▸ Instructions for the task: Drop the pictures, then extract the listing word for word.

** START Supplied data **

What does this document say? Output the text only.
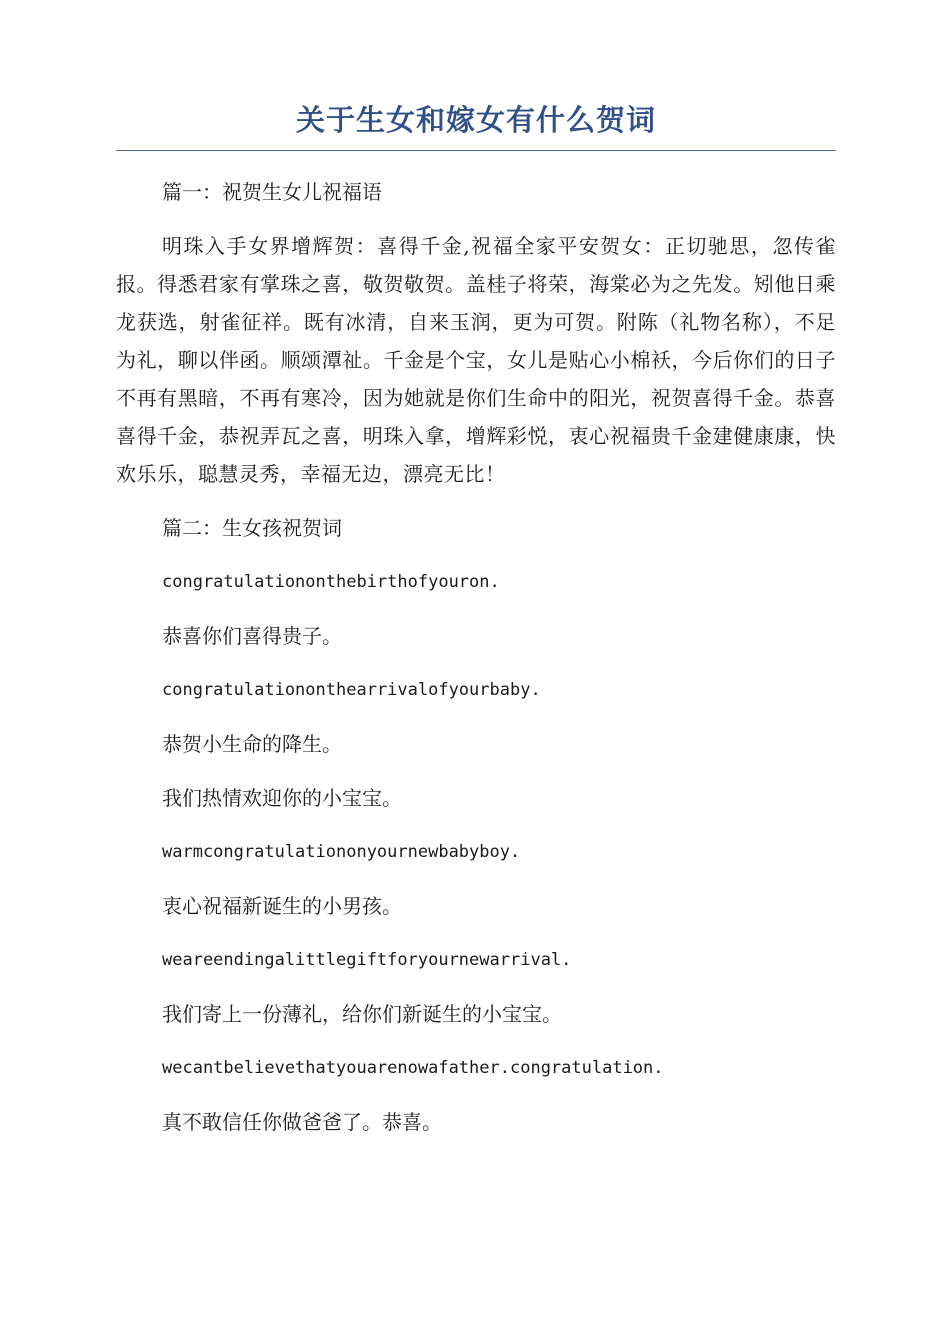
关于生女和嫁女有什么贺词

篇一：祝贺生女儿祝福语

明珠入手女界增辉贺：喜得千金,祝福全家平安贺女：正切驰思，忽传雀报。得悉君家有掌珠之喜，敬贺敬贺。盖桂子将荣，海棠必为之先发。矧他日乘龙获选，射雀征祥。既有冰清，自来玉润，更为可贺。附陈（礼物名称），不足为礼，聊以伴函。顺颂潭祉。千金是个宝，女儿是贴心小棉袄，今后你们的日子不再有黑暗，不再有寒冷，因为她就是你们生命中的阳光，祝贺喜得千金。恭喜喜得千金，恭祝弄瓦之喜，明珠入拿，增辉彩悦，衷心祝福贵千金建健康康，快欢乐乐，聪慧灵秀，幸福无边，漂亮无比！

篇二：生女孩祝贺词

congratulationonthebirthofyouron.

恭喜你们喜得贵子。

congratulationonthearrivalofyourbaby.

恭贺小生命的降生。

我们热情欢迎你的小宝宝。

warmcongratulationonyournewbabyboy.

衷心祝福新诞生的小男孩。

weareendingalittlegiftforyournewarrival.

我们寄上一份薄礼，给你们新诞生的小宝宝。

wecantbelievethatyouarenowafather.congratulation.

真不敢信任你做爸爸了。恭喜。
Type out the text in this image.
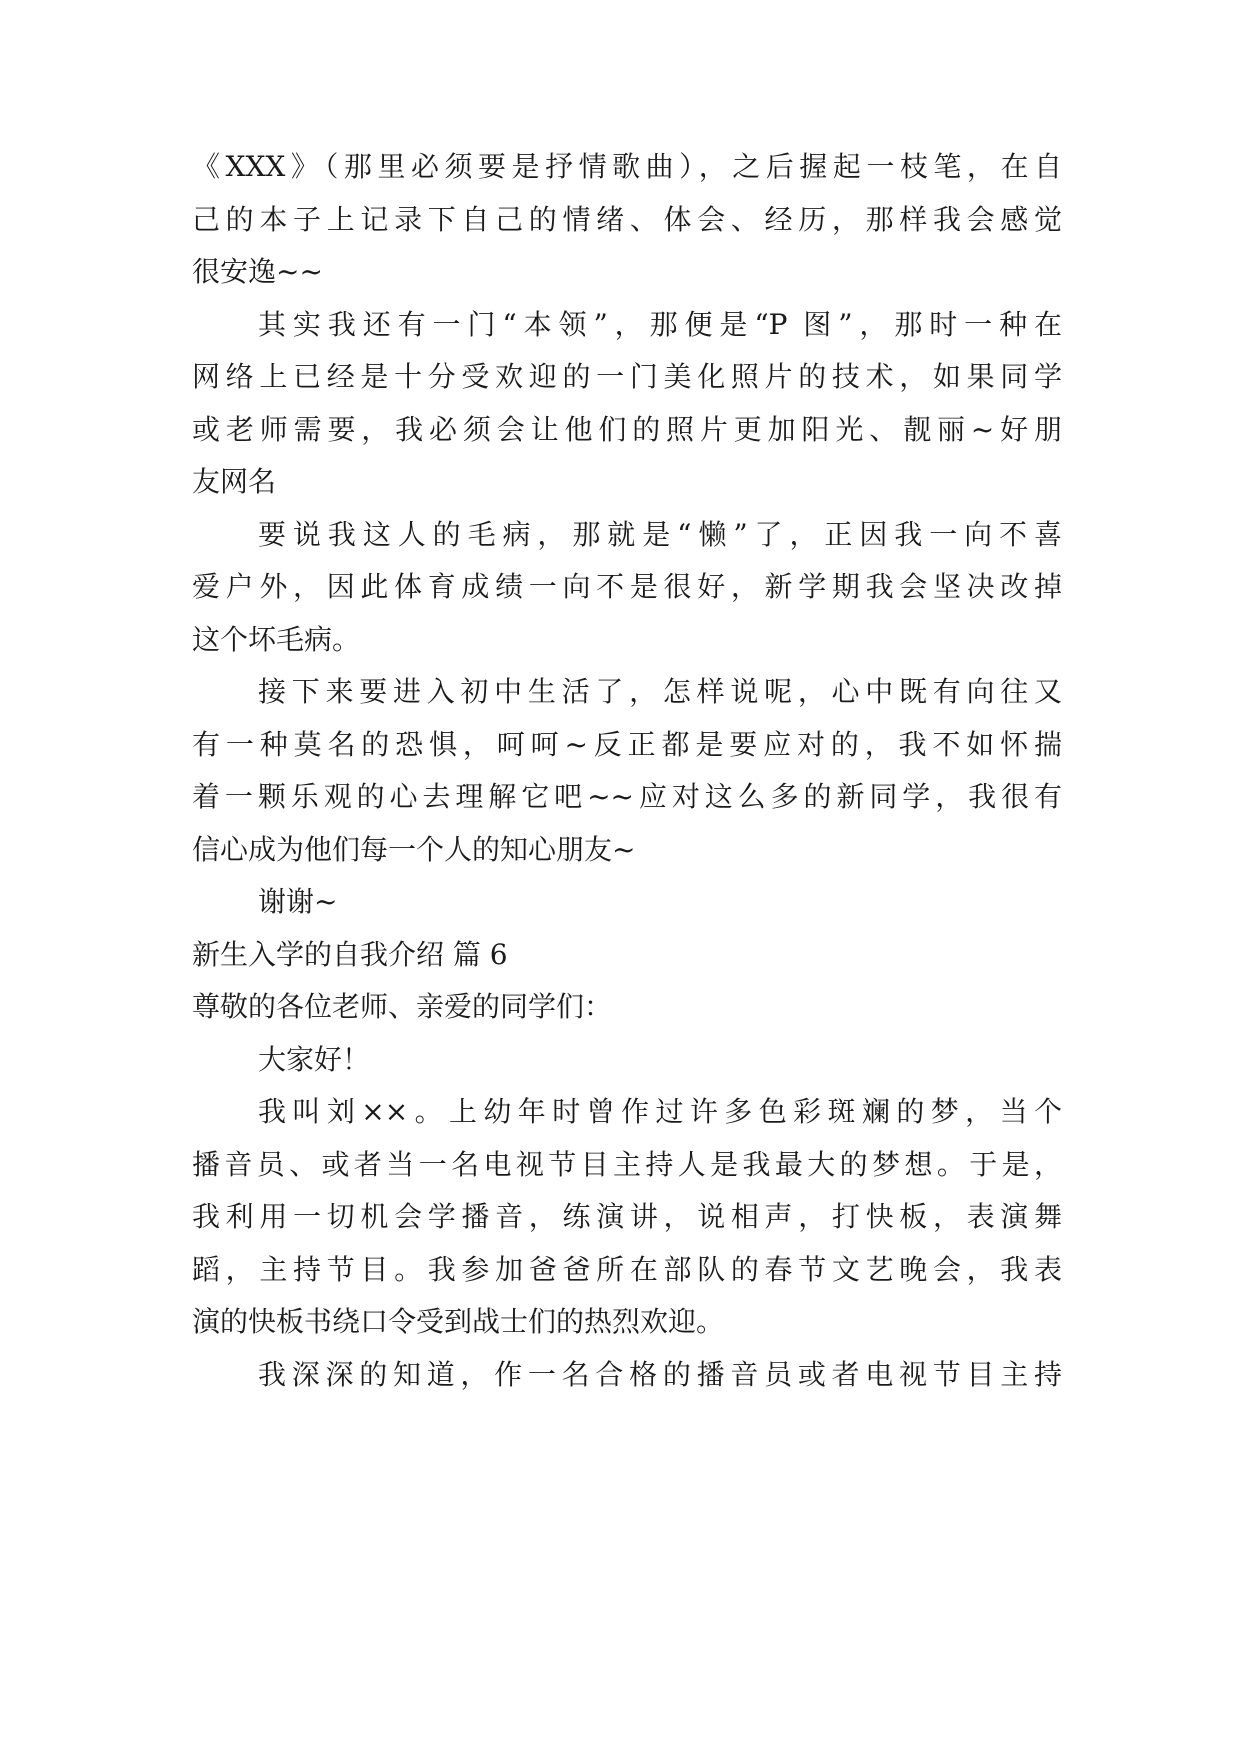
《XXX》（那里必须要是抒情歌曲），之后握起一枝笔，在自
己的本子上记录下自己的情绪、体会、经历，那样我会感觉
很安逸~~
其实我还有一门“本领”，那便是“P 图”，那时一种在
网络上已经是十分受欢迎的一门美化照片的技术，如果同学
或老师需要，我必须会让他们的照片更加阳光、靓丽~好朋
友网名
要说我这人的毛病，那就是“懒”了，正因我一向不喜
爱户外，因此体育成绩一向不是很好，新学期我会坚决改掉
这个坏毛病。
接下来要进入初中生活了，怎样说呢，心中既有向往又
有一种莫名的恐惧，呵呵~反正都是要应对的，我不如怀揣
着一颗乐观的心去理解它吧~~应对这么多的新同学，我很有
信心成为他们每一个人的知心朋友~
谢谢~
新生入学的自我介绍 篇 6
尊敬的各位老师、亲爱的同学们：
大家好！
我叫刘××。上幼年时曾作过许多色彩斑斓的梦，当个
播音员、或者当一名电视节目主持人是我最大的梦想。于是，
我利用一切机会学播音，练演讲，说相声，打快板，表演舞
蹈，主持节目。我参加爸爸所在部队的春节文艺晚会，我表
演的快板书绕口令受到战士们的热烈欢迎。
我深深的知道，作一名合格的播音员或者电视节目主持
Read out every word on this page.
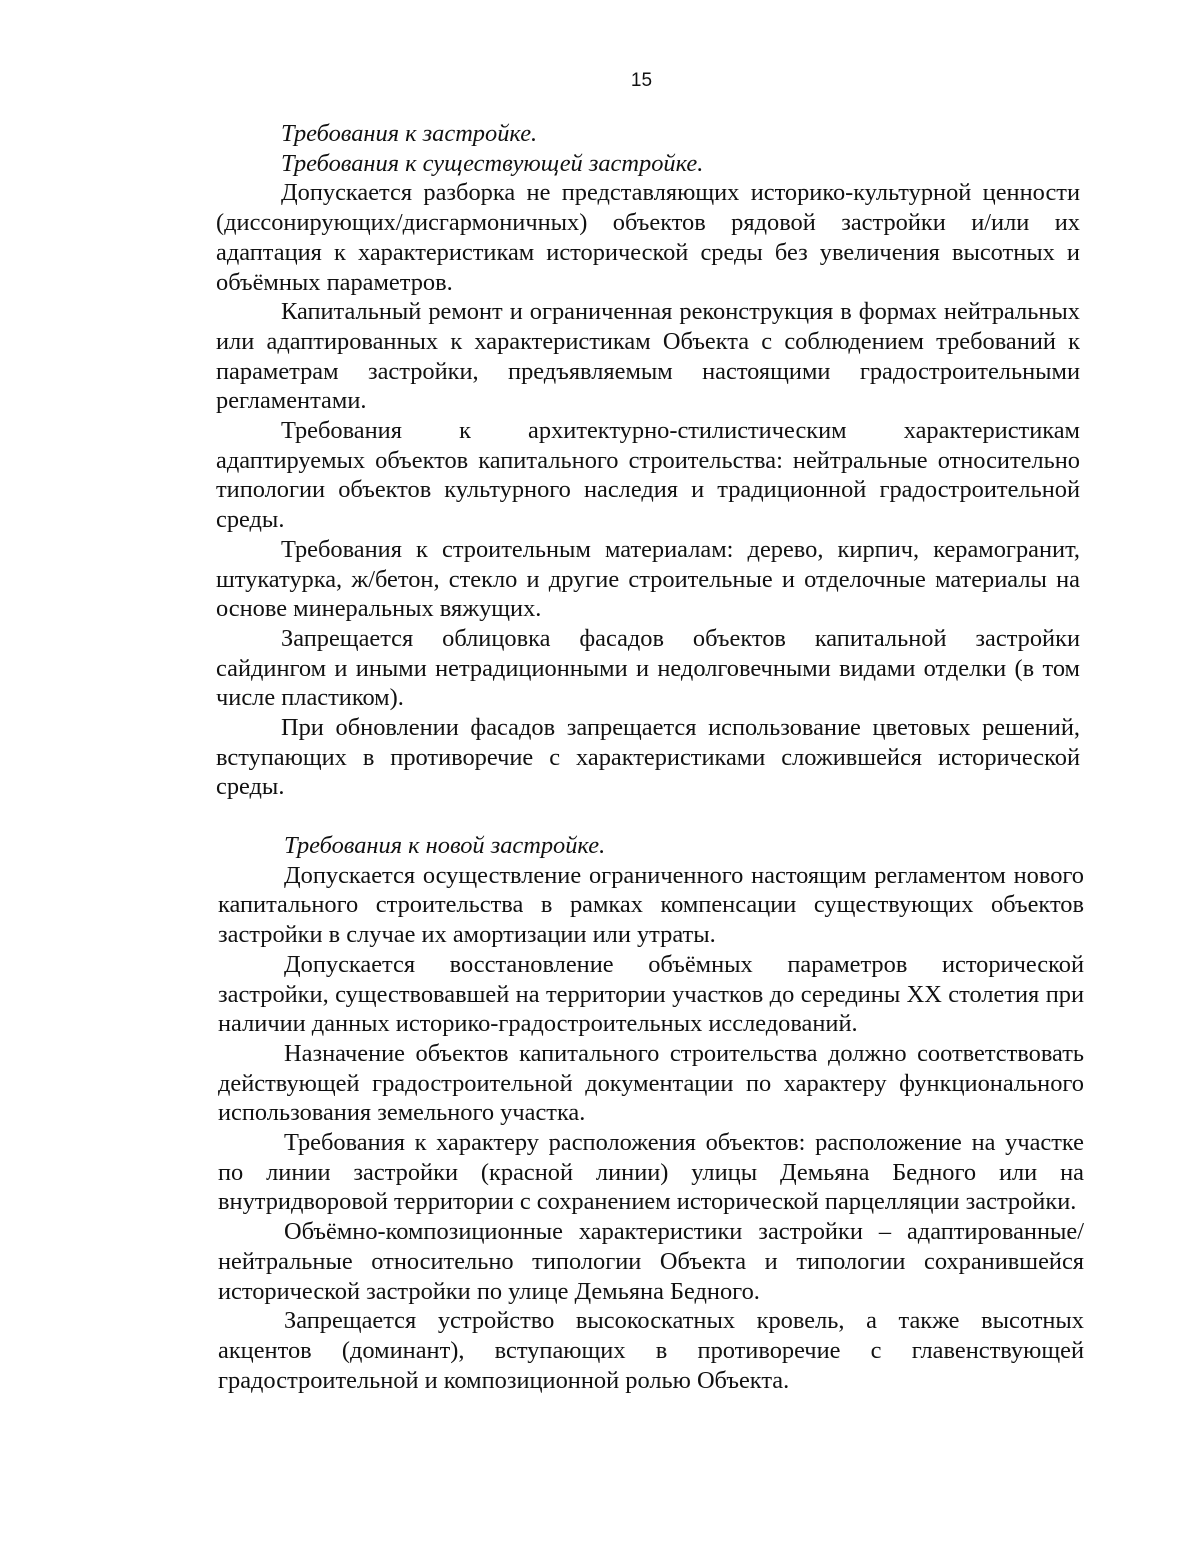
15

Требования к застройке.

Требования к существующей застройке.

Допускается разборка не представляющих историко-культурной ценности (диссонирующих/дисгармоничных) объектов рядовой застройки и/или их адаптация к характеристикам исторической среды без увеличения высотных и объёмных параметров.

Капитальный ремонт и ограниченная реконструкция в формах нейтральных или адаптированных к характеристикам Объекта с соблюдением требований к параметрам застройки, предъявляемым настоящими градостроительными регламентами.

Требования к архитектурно-стилистическим характеристикам адаптируемых объектов капитального строительства: нейтральные относительно типологии объектов культурного наследия и традиционной градостроительной среды.

Требования к строительным материалам: дерево, кирпич, керамогранит, штукатурка, ж/бетон, стекло и другие строительные и отделочные материалы на основе минеральных вяжущих.

Запрещается облицовка фасадов объектов капитальной застройки сайдингом и иными нетрадиционными и недолговечными видами отделки (в том числе пластиком).

При обновлении фасадов запрещается использование цветовых решений, вступающих в противоречие с характеристиками сложившейся исторической среды.

Требования к новой застройке.

Допускается осуществление ограниченного настоящим регламентом нового капитального строительства в рамках компенсации существующих объектов застройки в случае их амортизации или утраты.

Допускается восстановление объёмных параметров исторической застройки, существовавшей на территории участков до середины XX столетия при наличии данных историко-градостроительных исследований.

Назначение объектов капитального строительства должно соответствовать действующей градостроительной документации по характеру функционального использования земельного участка.

Требования к характеру расположения объектов: расположение на участке по линии застройки (красной линии) улицы Демьяна Бедного или на внутридворовой территории с сохранением исторической парцелляции застройки.

Объёмно-композиционные характеристики застройки – адаптированные/нейтральные относительно типологии Объекта и типологии сохранившейся исторической застройки по улице Демьяна Бедного.

Запрещается устройство высокоскатных кровель, а также высотных акцентов (доминант), вступающих в противоречие с главенствующей градостроительной и композиционной ролью Объекта.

** END Supplied data **

▸ Exercise solution:
What does this document say? Output the text only.
关于生女和嫁女有什么贺词

篇一：祝贺生女儿祝福语

明珠入手女界增辉贺：喜得千金,祝福全家平安贺女：正切驰思，忽传雀报。得悉君家有掌珠之喜，敬贺敬贺。盖桂子将荣，海棠必为之先发。矧他日乘龙获选，射雀征祥。既有冰清，自来玉润，更为可贺。附陈（礼物名称），不足为礼，聊以伴函。顺颂潭祉。千金是个宝，女儿是贴心小棉袄，今后你们的日子不再有黑暗，不再有寒冷，因为她就是你们生命中的阳光，祝贺喜得千金。恭喜喜得千金，恭祝弄瓦之喜，明珠入拿，增辉彩悦，衷心祝福贵千金建健康康，快欢乐乐，聪慧灵秀，幸福无边，漂亮无比！

篇二：生女孩祝贺词

congratulationonthebirthofyouron.

恭喜你们喜得贵子。

congratulationonthearrivalofyourbaby.

恭贺小生命的降生。

我们热情欢迎你的小宝宝。

warmcongratulationonyournewbabyboy.

衷心祝福新诞生的小男孩。

weareendingalittlegiftforyournewarrival.

我们寄上一份薄礼，给你们新诞生的小宝宝。

wecantbelievethatyouarenowafather.congratulation.

真不敢信任你做爸爸了。恭喜。
Type out the text in this image.
《XXX》（那里必须要是抒情歌曲），之后握起一枝笔，在自
己的本子上记录下自己的情绪、体会、经历，那样我会感觉
很安逸~~
其实我还有一门“本领”，那便是“P 图”，那时一种在
网络上已经是十分受欢迎的一门美化照片的技术，如果同学
或老师需要，我必须会让他们的照片更加阳光、靓丽~好朋
友网名
要说我这人的毛病，那就是“懒”了，正因我一向不喜
爱户外，因此体育成绩一向不是很好，新学期我会坚决改掉
这个坏毛病。
接下来要进入初中生活了，怎样说呢，心中既有向往又
有一种莫名的恐惧，呵呵~反正都是要应对的，我不如怀揣
着一颗乐观的心去理解它吧~~应对这么多的新同学，我很有
信心成为他们每一个人的知心朋友~
谢谢~
新生入学的自我介绍 篇 6
尊敬的各位老师、亲爱的同学们：
大家好！
我叫刘××。上幼年时曾作过许多色彩斑斓的梦，当个
播音员、或者当一名电视节目主持人是我最大的梦想。于是，
我利用一切机会学播音，练演讲，说相声，打快板，表演舞
蹈，主持节目。我参加爸爸所在部队的春节文艺晚会，我表
演的快板书绕口令受到战士们的热烈欢迎。
我深深的知道，作一名合格的播音员或者电视节目主持
Read out every word on this page.
15

Требования к застройке.

Требования к существующей застройке.

Допускается разборка не представляющих историко-культурной ценности (диссонирующих/дисгармоничных) объектов рядовой застройки и/или их адаптация к характеристикам исторической среды без увеличения высотных и объёмных параметров.

Капитальный ремонт и ограниченная реконструкция в формах нейтральных или адаптированных к характеристикам Объекта с соблюдением требований к параметрам застройки, предъявляемым настоящими градостроительными регламентами.

Требования к архитектурно-стилистическим характеристикам адаптируемых объектов капитального строительства: нейтральные относительно типологии объектов культурного наследия и традиционной градостроительной среды.

Требования к строительным материалам: дерево, кирпич, керамогранит, штукатурка, ж/бетон, стекло и другие строительные и отделочные материалы на основе минеральных вяжущих.

Запрещается облицовка фасадов объектов капитальной застройки сайдингом и иными нетрадиционными и недолговечными видами отделки (в том числе пластиком).

При обновлении фасадов запрещается использование цветовых решений, вступающих в противоречие с характеристиками сложившейся исторической среды.

Требования к новой застройке.

Допускается осуществление ограниченного настоящим регламентом нового капитального строительства в рамках компенсации существующих объектов застройки в случае их амортизации или утраты.

Допускается восстановление объёмных параметров исторической застройки, существовавшей на территории участков до середины XX столетия при наличии данных историко-градостроительных исследований.

Назначение объектов капитального строительства должно соответствовать действующей градостроительной документации по характеру функционального использования земельного участка.

Требования к характеру расположения объектов: расположение на участке по линии застройки (красной линии) улицы Демьяна Бедного или на внутридворовой территории с сохранением исторической парцелляции застройки.

Объёмно-композиционные характеристики застройки – адаптированные/нейтральные относительно типологии Объекта и типологии сохранившейся исторической застройки по улице Демьяна Бедного.

Запрещается устройство высокоскатных кровель, а также высотных акцентов (доминант), вступающих в противоречие с главенствующей градостроительной и композиционной ролью Объекта.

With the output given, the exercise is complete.